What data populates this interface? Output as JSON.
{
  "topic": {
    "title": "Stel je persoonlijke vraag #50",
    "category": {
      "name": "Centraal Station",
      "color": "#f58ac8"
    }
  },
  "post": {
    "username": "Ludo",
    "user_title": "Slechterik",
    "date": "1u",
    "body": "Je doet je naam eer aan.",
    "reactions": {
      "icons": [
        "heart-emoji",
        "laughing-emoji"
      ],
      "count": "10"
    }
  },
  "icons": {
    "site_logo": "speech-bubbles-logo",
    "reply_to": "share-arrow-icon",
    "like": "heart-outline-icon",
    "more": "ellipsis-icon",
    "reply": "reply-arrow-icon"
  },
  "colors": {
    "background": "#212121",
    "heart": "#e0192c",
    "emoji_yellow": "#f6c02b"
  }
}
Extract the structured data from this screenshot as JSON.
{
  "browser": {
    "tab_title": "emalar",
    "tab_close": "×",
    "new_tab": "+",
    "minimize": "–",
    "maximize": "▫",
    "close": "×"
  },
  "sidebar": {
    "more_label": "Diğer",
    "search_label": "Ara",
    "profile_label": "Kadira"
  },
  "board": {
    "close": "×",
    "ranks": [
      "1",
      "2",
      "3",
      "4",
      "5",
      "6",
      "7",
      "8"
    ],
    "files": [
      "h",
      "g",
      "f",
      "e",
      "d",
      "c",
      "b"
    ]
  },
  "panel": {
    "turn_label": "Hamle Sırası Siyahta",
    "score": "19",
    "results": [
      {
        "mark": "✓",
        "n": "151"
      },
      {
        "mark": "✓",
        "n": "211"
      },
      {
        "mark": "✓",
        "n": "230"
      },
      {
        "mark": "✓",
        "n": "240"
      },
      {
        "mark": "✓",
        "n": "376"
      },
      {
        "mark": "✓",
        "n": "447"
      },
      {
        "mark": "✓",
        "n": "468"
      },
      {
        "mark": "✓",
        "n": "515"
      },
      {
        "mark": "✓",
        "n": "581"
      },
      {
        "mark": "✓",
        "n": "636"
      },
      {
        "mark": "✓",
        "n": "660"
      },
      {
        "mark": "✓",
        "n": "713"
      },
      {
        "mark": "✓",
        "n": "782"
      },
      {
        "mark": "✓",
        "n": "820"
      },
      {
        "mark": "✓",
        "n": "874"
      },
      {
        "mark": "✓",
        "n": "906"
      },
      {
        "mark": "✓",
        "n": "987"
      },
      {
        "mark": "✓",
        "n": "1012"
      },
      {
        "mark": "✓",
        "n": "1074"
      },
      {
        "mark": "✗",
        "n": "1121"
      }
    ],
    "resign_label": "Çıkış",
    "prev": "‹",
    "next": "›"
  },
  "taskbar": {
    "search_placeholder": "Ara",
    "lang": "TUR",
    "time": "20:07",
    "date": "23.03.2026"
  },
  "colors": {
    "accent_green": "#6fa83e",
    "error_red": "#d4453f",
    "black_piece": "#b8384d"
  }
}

--- Required work ---
Every line that holds the string "arrow" should be returned.

--- Answer ---
    "reply_to": "share-arrow-icon",
    "reply": "reply-arrow-icon"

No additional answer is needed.